GOAL A: From the text on averaging the top K numbers, list the values in the query array q of the first example, in order.

= = = =

Given a list of N numbers, and an integer ‘K’. The task is to print the average of max ‘K’ numbers after each query where a query consists of an integer element that needs to be added to the list of elements. 

Note: The queries are defined with an integer array ‘q’ 

Examples:

Input: N = 4, K = 3, arr = {1, 2, 3, 4}, q = {7, 2, 1, 5} 

Output: 4.666666 4.666666 4.666666 5.333333 
After query 1, arr = {1, 2, 3, 4, 7} and 
the average of max K (i.e. {3, 4, 7}) elements is 4.666666.
After query 2, arr = {1, 2, 3, 4, 7, 2} and 
the average is 4.666666 for {3, 4, 7}. 
After query 3, arr = {1, 2, 3, 4, 7, 2, 1} and 
the average is 4.666666 for {3, 4, 7}. 
After query 4, arr = {1, 2, 3, 4, 7, 2, 5} and 
the average is 5.333333 for {4, 5, 7}. 
Input: N = 5, K = 4, arr = {1, 2, 2, 3, 3}, q = {2, 5, 1} 
Output: 2.5 3.25 3.25

Approach:

Heap (Min Heap) data structure can be used to solve problems like these where insertion and deletions of the elements can be performed in O(log n) time.

Below is the implementation of the above approach: 




#include <bits/stdc++.h>
using namespace std;
 
void max_average_k_numbers(int n, int k, int m, int arr[],
                           int query[])
{
    double max_avg = 0.0;
 
    // min-heap to maintain the max k elements at any point
    // of time
    priority_queue<int, vector<int>, greater<int> > pq;
 
    // Sort the array in ascending order
    sort(arr, arr + n);
 
    // add max k elements to the heap
    double sum = 0;
    for (int i = n - 1; i >= n - k; i--) {
        pq.push(arr[i]);
        sum = sum + arr[i];
    }
 
    // perform offline queries
    for (int i = 0; i < m; i++) {
        // if the minimum element in the heap is less than
        // the incoming element
        if (query[i] > pq.top()) {
            int polled = pq.top();
            pq.pop();
            pq.push(query[i]);
 
            // decrement the current sum by the polled
            // element
            sum = sum - polled;
 
            // increment sum by the incoming element
            sum = sum + query[i];
        }
 
        // compute the average
        max_avg = sum / (double)k;
        cout << max_avg << endl;
    }
}
 
int main()
{
    int n = 4;
    int k = 3;
    int m = 4;
    int arr[] = { 1, 2, 3, 4 };
    int query[] = { 7, 2, 1, 5 };
 
    max_average_k_numbers(n, k, m, arr, query);
    return 0;
}




// Java implementation of the approach
import java.util.*;
 
class GFG {
 
    // Function that returns the
    // average of max k elements in
    // the list after each query
    static void max_average_k_numbers(int n,
                                    int k,
                                    int m,
                                    int[] arr,
                                    int[] query)

= = = =

GOAL B: Rewrite the entries from their start through the line containing "x-tick-label: 15 <box>549 353 565 369</box>", changing "y-tick-label" to "y-axis tick" and keeping everything else the same.

= = = =

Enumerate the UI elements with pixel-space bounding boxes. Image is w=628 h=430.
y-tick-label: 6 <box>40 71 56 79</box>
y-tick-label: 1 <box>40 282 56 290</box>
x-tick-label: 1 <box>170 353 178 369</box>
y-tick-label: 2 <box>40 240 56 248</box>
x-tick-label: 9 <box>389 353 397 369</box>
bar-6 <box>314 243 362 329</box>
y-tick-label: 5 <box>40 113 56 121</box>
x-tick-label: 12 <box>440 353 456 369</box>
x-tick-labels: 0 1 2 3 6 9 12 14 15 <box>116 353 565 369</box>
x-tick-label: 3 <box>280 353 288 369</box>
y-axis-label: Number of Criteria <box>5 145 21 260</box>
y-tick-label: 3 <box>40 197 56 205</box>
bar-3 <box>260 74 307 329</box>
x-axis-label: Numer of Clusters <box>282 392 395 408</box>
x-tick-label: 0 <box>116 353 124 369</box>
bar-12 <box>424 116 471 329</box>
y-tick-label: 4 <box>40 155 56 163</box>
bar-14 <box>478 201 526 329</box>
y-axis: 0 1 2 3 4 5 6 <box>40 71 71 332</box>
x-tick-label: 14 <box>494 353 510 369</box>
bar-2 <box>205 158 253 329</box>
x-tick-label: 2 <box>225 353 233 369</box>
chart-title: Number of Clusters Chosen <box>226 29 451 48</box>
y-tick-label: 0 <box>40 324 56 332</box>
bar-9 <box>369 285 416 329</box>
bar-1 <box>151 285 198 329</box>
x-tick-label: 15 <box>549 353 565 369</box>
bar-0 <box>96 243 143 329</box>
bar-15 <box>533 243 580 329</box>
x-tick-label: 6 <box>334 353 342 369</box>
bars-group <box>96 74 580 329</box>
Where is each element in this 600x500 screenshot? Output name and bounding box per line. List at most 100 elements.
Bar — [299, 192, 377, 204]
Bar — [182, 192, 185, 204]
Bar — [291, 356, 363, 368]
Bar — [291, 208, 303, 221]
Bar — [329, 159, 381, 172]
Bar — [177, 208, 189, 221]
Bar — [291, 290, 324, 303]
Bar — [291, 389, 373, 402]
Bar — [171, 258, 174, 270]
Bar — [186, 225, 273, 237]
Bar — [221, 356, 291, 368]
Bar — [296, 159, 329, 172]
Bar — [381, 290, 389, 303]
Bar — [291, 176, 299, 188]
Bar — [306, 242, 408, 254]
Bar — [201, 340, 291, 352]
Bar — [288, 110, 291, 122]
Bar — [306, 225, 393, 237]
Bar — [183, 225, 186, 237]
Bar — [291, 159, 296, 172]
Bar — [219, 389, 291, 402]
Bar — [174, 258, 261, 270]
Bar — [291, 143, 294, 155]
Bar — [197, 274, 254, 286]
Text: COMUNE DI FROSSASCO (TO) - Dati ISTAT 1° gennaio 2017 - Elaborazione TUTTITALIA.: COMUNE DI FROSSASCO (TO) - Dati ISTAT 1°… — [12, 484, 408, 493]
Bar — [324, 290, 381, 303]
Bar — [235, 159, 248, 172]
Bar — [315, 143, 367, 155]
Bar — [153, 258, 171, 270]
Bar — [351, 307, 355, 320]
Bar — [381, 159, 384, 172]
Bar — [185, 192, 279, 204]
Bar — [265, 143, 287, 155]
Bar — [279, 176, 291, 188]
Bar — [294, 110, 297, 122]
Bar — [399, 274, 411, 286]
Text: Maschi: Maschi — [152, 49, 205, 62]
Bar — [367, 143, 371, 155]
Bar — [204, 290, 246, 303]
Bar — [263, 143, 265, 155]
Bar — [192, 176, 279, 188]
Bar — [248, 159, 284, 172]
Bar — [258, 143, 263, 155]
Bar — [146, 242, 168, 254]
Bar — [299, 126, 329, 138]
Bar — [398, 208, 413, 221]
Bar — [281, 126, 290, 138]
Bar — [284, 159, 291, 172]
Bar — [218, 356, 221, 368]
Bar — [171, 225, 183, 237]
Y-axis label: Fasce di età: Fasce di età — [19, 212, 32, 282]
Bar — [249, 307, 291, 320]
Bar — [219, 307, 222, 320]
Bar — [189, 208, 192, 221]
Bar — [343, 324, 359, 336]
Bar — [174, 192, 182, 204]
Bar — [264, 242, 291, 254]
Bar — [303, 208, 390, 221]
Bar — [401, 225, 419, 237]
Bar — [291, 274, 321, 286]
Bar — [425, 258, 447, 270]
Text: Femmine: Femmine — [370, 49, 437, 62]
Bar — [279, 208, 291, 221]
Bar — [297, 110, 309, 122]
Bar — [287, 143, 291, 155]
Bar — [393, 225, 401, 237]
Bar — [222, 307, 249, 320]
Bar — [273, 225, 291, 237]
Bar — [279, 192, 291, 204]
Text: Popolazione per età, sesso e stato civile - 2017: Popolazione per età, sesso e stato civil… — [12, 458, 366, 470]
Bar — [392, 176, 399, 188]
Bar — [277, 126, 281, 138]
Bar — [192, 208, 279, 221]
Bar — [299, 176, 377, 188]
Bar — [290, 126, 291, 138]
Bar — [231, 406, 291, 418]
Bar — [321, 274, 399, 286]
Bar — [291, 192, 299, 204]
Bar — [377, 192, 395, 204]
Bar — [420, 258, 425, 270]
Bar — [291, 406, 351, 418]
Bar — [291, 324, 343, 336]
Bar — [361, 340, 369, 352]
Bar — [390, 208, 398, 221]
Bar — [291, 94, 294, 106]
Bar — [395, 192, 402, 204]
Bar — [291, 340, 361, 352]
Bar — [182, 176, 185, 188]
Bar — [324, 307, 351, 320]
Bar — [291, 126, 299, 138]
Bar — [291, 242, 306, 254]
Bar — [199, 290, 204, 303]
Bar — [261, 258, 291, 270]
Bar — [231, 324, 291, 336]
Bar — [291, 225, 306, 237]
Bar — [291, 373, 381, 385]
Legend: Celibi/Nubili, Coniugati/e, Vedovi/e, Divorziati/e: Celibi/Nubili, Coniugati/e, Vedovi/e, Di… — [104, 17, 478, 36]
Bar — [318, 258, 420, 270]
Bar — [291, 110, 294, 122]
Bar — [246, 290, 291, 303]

= = = =

COMPLETE ANSWER A: 7, 2, 1, 5

COMPLETE ANSWER B:
Enumerate the UI elements with pixel-space bounding boxes. Image is w=628 h=430.
y-axis tick: 6 <box>40 71 56 79</box>
y-axis tick: 1 <box>40 282 56 290</box>
x-tick-label: 1 <box>170 353 178 369</box>
y-axis tick: 2 <box>40 240 56 248</box>
x-tick-label: 9 <box>389 353 397 369</box>
bar-6 <box>314 243 362 329</box>
y-axis tick: 5 <box>40 113 56 121</box>
x-tick-label: 12 <box>440 353 456 369</box>
x-tick-labels: 0 1 2 3 6 9 12 14 15 <box>116 353 565 369</box>
x-tick-label: 3 <box>280 353 288 369</box>
y-axis-label: Number of Criteria <box>5 145 21 260</box>
y-axis tick: 3 <box>40 197 56 205</box>
bar-3 <box>260 74 307 329</box>
x-axis-label: Numer of Clusters <box>282 392 395 408</box>
x-tick-label: 0 <box>116 353 124 369</box>
bar-12 <box>424 116 471 329</box>
y-axis tick: 4 <box>40 155 56 163</box>
bar-14 <box>478 201 526 329</box>
y-axis: 0 1 2 3 4 5 6 <box>40 71 71 332</box>
x-tick-label: 14 <box>494 353 510 369</box>
bar-2 <box>205 158 253 329</box>
x-tick-label: 2 <box>225 353 233 369</box>
chart-title: Number of Clusters Chosen <box>226 29 451 48</box>
y-axis tick: 0 <box>40 324 56 332</box>
bar-9 <box>369 285 416 329</box>
bar-1 <box>151 285 198 329</box>
x-tick-label: 15 <box>549 353 565 369</box>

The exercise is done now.